(Spatial layout data)
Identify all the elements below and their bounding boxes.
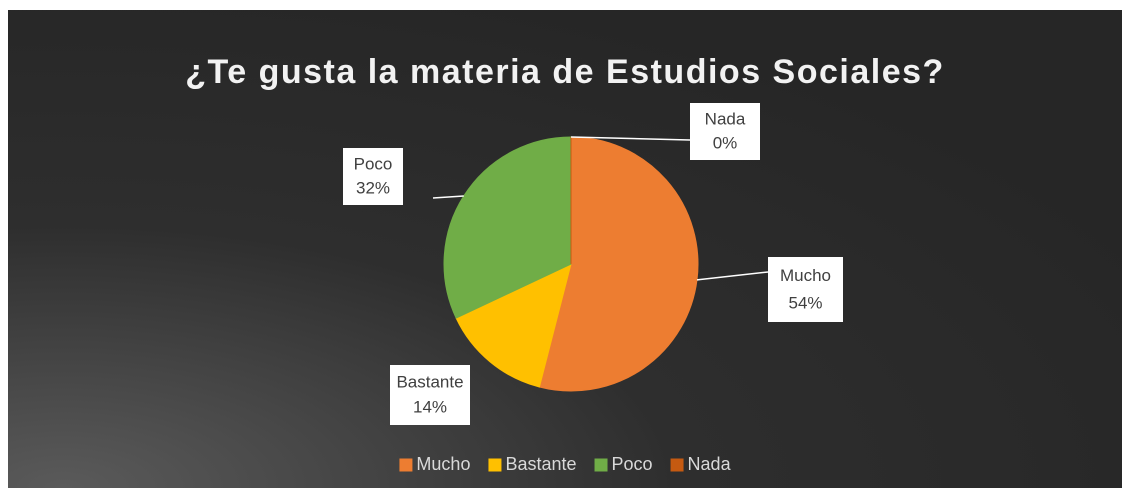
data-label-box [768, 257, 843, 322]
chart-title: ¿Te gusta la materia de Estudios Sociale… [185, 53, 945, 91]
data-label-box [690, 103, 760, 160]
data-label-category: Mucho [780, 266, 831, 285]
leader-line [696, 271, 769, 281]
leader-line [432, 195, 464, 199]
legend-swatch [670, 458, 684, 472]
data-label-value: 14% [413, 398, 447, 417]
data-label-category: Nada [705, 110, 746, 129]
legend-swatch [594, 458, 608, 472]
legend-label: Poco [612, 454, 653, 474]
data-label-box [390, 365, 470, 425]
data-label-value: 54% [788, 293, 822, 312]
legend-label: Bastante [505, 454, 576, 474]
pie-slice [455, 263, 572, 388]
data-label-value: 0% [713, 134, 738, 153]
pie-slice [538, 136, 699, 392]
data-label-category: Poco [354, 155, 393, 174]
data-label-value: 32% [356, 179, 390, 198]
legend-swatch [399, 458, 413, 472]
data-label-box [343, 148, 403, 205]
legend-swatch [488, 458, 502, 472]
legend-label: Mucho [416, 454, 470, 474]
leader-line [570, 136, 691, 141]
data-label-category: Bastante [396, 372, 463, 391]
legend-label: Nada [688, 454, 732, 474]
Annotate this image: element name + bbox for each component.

--

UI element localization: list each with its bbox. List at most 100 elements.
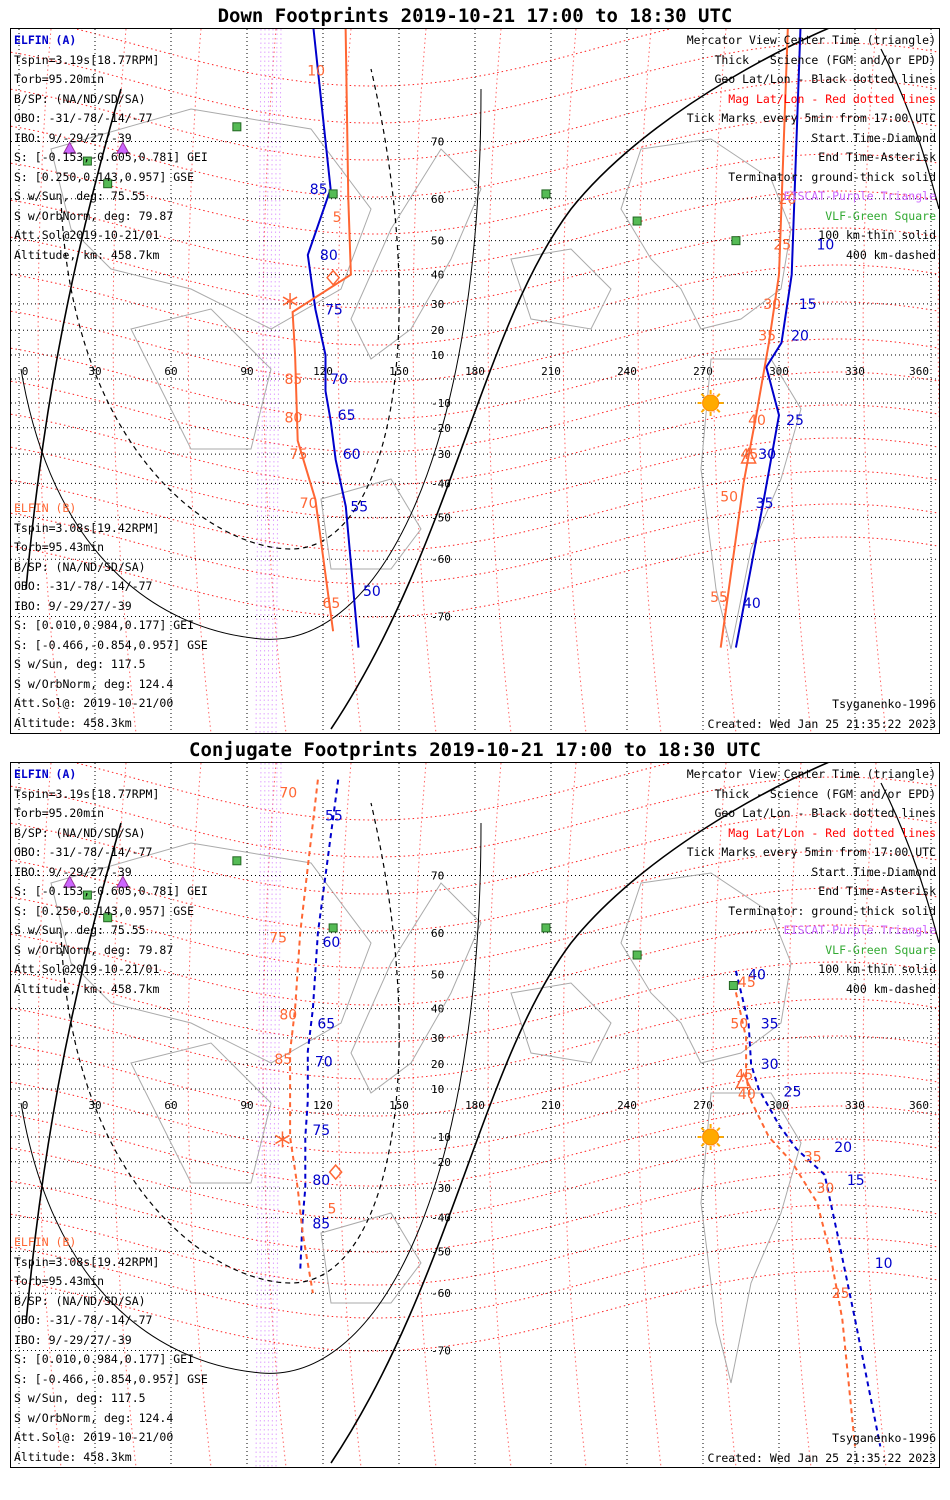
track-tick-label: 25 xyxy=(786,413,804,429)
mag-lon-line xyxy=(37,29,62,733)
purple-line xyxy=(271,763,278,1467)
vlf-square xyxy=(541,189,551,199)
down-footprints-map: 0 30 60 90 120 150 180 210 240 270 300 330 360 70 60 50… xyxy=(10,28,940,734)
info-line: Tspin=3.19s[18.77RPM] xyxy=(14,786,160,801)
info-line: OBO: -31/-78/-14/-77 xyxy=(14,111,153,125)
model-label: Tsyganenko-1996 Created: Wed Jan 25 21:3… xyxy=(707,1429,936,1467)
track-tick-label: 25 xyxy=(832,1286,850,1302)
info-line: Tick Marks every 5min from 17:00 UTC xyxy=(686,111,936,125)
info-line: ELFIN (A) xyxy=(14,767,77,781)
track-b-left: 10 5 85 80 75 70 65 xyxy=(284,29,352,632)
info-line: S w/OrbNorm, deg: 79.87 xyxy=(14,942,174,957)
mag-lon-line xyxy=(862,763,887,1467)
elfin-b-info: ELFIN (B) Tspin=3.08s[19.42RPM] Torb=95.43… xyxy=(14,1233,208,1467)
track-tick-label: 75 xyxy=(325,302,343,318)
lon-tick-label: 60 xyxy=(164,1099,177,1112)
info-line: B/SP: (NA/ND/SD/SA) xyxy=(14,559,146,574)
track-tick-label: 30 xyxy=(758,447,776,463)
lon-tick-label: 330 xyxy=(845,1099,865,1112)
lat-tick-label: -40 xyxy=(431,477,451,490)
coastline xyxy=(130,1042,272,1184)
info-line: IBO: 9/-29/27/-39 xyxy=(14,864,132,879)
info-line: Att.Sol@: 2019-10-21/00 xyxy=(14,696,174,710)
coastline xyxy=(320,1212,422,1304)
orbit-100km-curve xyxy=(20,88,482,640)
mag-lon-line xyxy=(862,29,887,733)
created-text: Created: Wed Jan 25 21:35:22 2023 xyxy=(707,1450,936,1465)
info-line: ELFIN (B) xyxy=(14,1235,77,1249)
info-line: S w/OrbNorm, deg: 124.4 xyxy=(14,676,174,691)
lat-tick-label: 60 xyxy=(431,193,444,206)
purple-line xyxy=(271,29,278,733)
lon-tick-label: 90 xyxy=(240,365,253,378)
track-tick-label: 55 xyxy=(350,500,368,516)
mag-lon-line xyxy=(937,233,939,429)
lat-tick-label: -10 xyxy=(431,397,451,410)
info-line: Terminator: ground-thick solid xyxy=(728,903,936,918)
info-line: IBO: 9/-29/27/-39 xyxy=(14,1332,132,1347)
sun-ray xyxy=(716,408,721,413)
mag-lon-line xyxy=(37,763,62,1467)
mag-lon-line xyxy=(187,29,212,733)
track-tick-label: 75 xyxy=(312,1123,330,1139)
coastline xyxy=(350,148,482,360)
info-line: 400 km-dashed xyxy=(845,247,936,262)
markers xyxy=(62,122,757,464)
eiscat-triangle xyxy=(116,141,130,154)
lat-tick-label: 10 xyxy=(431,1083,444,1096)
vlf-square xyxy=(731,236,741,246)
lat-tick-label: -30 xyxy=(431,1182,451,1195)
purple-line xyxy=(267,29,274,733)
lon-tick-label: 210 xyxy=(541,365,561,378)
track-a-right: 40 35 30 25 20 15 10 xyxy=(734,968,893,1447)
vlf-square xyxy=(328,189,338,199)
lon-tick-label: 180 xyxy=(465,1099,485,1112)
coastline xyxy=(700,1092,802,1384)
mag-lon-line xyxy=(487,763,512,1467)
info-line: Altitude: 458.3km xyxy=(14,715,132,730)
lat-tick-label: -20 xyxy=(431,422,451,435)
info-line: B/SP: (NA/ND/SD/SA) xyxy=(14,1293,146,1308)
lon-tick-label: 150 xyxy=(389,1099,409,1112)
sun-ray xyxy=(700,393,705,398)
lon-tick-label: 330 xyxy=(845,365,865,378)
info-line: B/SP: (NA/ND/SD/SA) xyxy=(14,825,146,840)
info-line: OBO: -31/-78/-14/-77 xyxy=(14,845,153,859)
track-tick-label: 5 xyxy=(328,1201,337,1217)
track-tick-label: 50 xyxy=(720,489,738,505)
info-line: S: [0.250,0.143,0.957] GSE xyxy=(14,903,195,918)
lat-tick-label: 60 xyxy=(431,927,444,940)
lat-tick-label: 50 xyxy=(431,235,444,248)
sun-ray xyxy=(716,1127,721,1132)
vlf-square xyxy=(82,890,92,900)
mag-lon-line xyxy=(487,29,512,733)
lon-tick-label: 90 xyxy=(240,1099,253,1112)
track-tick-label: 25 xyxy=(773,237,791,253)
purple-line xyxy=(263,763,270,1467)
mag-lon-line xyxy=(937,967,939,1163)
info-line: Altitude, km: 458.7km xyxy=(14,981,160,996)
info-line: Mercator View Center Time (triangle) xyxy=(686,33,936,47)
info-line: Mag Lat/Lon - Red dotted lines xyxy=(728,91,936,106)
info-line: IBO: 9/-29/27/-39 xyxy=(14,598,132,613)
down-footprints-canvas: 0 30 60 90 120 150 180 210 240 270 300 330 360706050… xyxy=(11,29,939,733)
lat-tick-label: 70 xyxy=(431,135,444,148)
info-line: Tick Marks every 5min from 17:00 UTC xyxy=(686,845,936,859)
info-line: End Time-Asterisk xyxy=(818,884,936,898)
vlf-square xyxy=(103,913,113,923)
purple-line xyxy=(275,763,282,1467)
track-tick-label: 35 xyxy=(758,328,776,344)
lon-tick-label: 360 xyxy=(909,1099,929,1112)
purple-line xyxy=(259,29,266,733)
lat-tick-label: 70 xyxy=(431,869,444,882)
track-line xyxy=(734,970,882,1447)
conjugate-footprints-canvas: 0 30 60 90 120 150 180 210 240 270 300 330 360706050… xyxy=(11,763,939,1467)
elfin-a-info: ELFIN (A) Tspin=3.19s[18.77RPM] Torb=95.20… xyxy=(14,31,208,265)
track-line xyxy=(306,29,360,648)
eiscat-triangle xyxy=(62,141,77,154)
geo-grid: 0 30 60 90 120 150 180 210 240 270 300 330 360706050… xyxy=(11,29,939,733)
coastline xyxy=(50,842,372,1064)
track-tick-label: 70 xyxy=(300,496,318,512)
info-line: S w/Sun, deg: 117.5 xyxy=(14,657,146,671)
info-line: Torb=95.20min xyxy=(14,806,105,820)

* * *

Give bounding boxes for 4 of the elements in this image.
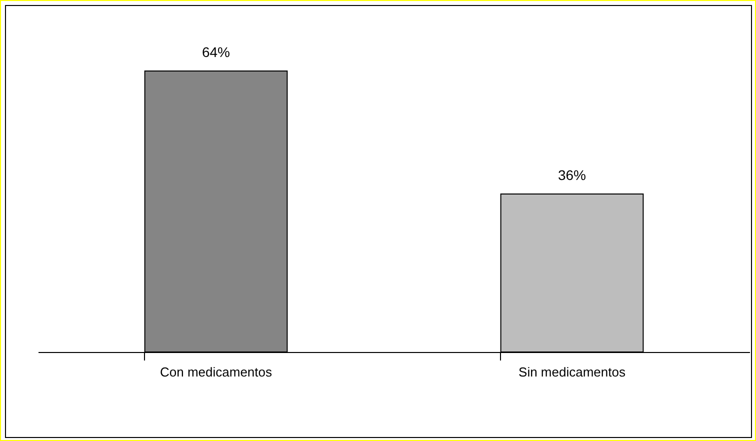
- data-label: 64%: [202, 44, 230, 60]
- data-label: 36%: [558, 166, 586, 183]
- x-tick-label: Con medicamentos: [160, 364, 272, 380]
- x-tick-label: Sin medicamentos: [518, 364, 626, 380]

* PROBLEM STATEMENT:
Copy out the lines from the one containing "Identify all the" through the one containing "data-label-category: Mucho [780, 266, 831, 285]", including both of those lines. Skip the pictures.

* WRITTEN SOLUTION:
Identify all the elements below and their bounding boxes.
data-label-box [768, 257, 843, 322]
chart-title: ¿Te gusta la materia de Estudios Sociale… [185, 53, 945, 91]
data-label-box [690, 103, 760, 160]
data-label-category: Mucho [780, 266, 831, 285]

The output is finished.